Dataset items:

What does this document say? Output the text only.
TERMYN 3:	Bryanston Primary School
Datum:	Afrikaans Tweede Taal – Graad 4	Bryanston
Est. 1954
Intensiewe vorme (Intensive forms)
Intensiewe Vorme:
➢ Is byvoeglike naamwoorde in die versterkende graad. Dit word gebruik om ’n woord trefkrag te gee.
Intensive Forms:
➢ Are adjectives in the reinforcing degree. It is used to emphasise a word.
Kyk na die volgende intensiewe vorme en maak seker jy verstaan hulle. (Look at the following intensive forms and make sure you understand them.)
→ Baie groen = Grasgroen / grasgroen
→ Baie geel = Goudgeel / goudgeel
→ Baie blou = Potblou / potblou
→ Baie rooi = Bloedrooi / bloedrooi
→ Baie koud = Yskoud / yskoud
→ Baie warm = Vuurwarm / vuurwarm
==
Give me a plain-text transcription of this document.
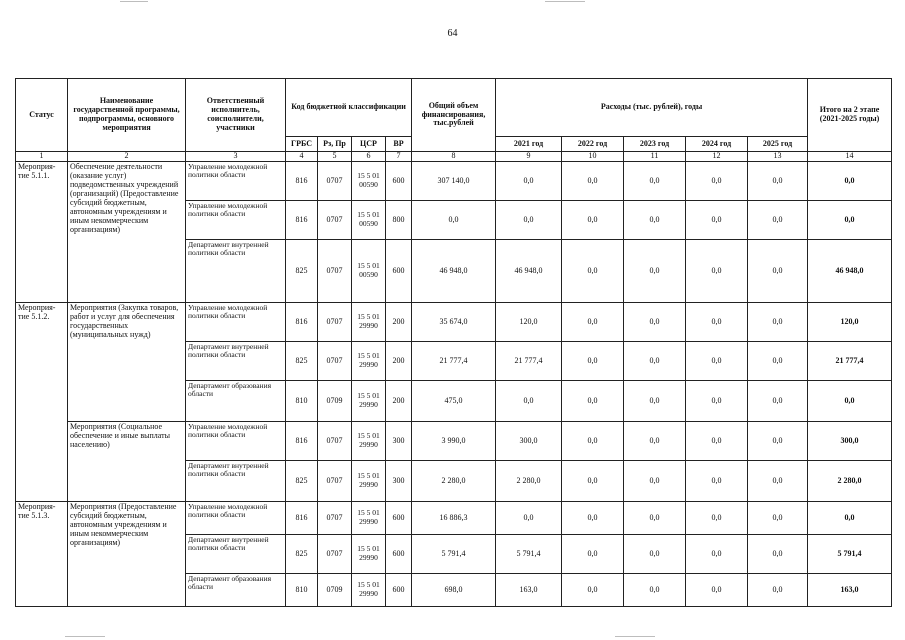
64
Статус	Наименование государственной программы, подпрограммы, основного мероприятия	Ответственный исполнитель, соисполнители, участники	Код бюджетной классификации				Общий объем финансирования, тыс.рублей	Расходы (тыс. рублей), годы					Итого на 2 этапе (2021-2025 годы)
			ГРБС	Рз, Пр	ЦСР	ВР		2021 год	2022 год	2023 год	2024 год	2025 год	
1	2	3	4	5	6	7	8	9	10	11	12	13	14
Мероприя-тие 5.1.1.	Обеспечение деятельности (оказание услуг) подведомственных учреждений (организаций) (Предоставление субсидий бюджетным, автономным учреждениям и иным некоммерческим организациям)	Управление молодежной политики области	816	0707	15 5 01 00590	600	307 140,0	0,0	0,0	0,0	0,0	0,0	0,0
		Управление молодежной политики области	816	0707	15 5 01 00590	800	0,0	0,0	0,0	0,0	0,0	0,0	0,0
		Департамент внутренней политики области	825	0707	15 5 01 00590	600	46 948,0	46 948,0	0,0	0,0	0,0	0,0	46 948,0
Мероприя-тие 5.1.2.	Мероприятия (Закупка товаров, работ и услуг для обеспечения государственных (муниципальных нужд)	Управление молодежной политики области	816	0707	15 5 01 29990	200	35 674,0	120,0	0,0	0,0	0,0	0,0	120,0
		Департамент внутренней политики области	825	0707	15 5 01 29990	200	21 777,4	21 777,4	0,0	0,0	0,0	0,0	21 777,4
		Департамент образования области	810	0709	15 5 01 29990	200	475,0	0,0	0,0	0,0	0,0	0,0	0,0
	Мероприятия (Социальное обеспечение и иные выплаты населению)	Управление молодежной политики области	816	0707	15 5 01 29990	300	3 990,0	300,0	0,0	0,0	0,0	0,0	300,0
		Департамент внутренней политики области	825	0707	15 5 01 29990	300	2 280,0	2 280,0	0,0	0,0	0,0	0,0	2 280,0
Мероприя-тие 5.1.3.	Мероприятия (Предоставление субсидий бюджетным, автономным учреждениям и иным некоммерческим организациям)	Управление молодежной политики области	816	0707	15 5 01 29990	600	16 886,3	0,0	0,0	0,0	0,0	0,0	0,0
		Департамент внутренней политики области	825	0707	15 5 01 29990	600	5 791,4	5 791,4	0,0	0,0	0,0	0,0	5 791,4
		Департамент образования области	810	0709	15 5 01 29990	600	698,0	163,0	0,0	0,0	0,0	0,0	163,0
==
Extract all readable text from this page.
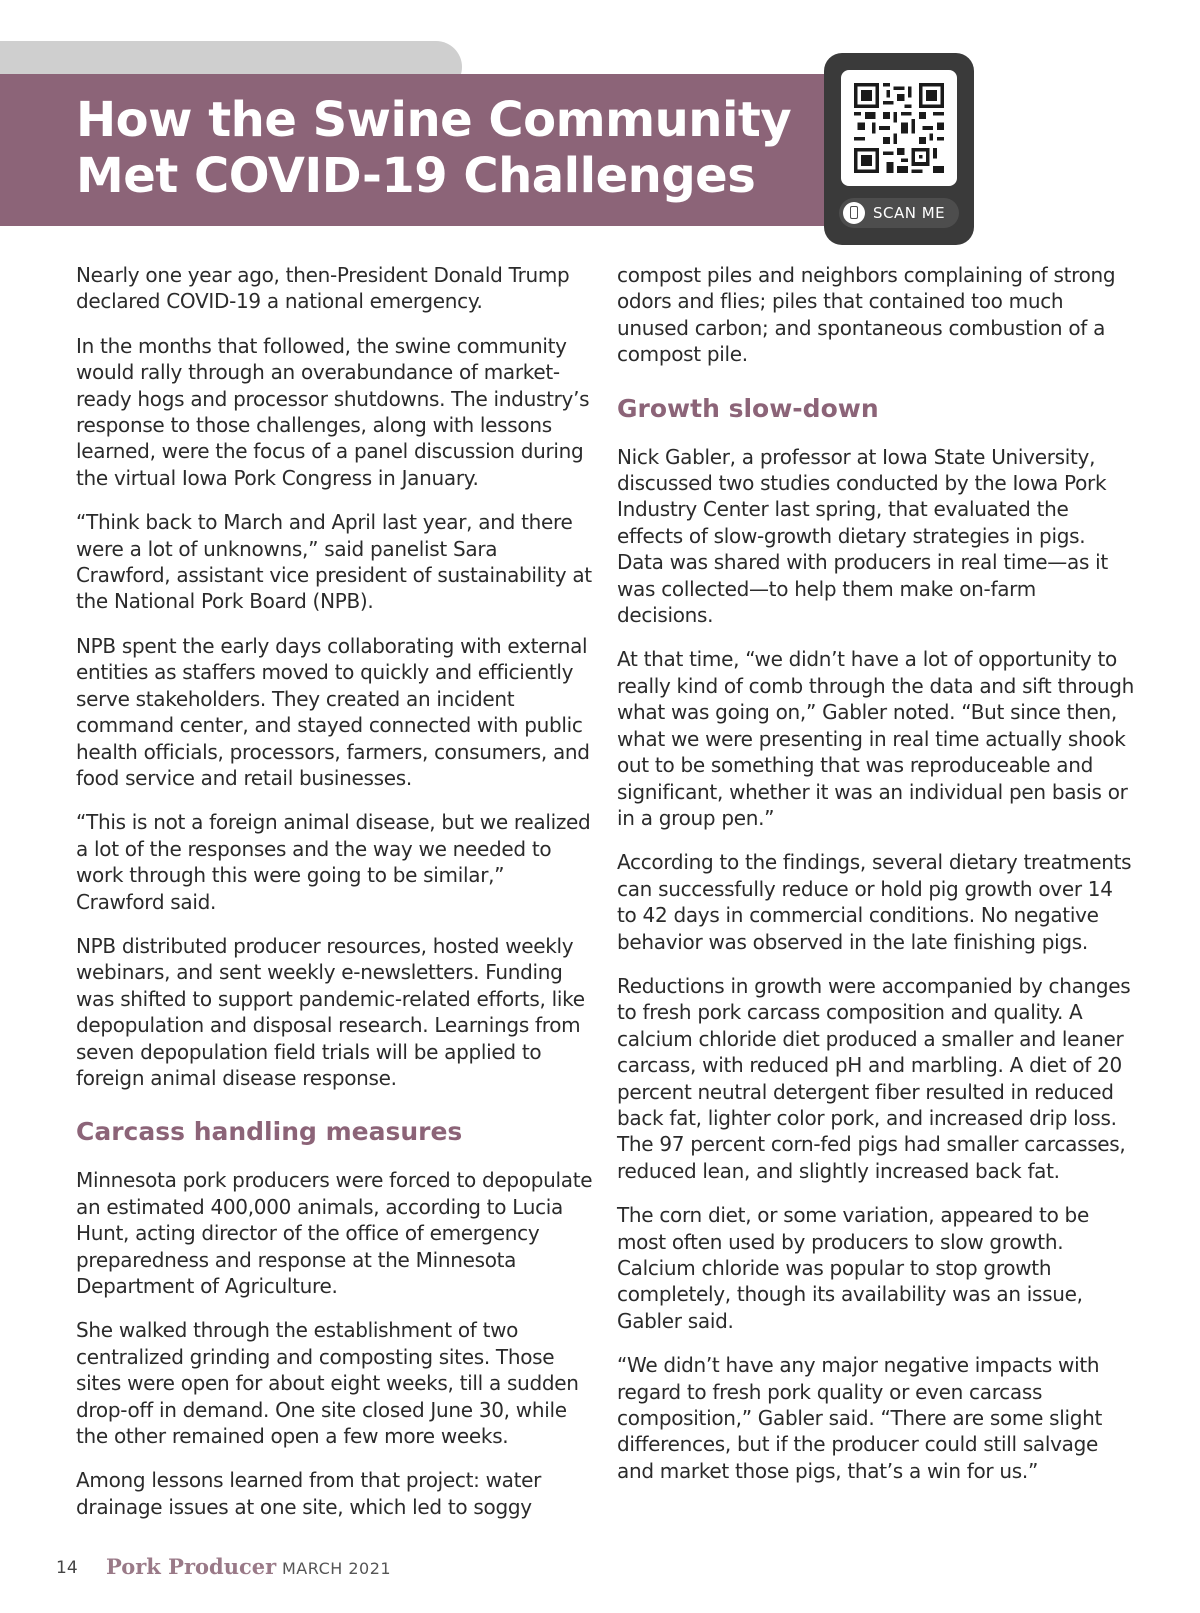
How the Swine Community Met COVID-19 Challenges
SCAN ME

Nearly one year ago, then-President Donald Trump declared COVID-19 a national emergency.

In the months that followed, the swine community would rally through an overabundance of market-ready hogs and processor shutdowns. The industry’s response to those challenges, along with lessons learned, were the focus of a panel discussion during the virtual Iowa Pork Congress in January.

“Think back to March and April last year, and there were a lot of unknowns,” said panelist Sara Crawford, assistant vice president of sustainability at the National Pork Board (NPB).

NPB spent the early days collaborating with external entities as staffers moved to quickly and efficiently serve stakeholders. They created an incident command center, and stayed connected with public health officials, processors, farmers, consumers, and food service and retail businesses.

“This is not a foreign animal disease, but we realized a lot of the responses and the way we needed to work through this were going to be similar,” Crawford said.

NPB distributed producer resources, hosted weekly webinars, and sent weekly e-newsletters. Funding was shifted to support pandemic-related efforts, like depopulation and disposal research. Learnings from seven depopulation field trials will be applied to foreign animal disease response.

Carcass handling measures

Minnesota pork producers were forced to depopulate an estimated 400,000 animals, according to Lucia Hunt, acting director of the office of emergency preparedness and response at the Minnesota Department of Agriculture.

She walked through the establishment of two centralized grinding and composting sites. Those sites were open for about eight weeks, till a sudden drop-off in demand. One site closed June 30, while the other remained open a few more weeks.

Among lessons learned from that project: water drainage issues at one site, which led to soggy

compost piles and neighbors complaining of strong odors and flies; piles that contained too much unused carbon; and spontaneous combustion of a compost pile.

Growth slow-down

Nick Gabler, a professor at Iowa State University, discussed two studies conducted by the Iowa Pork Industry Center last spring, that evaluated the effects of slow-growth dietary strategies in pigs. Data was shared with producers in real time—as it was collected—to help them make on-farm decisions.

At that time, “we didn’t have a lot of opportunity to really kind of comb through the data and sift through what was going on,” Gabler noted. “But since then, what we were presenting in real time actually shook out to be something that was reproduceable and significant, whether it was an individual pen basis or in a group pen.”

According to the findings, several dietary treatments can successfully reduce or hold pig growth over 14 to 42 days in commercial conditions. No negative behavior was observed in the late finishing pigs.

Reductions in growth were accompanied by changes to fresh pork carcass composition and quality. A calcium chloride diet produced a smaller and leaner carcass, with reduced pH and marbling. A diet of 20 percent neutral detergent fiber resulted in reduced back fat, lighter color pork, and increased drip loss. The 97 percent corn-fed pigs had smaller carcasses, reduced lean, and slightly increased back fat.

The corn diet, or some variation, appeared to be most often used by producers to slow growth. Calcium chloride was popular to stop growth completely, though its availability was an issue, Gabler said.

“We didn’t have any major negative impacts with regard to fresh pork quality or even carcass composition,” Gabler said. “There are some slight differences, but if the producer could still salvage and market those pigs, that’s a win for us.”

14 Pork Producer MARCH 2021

__TASK GOAL__
Copy each line of the listing that holds the word "year".

__COMPLETED EXERCISE__
Nearly one year ago, then-President Donald Trump declared COVID-19 a national emergency.
“Think back to March and April last year, and there were a lot of unknowns,” said panelist Sara Crawford, assistant vice president of sustainability at the National Pork Board (NPB).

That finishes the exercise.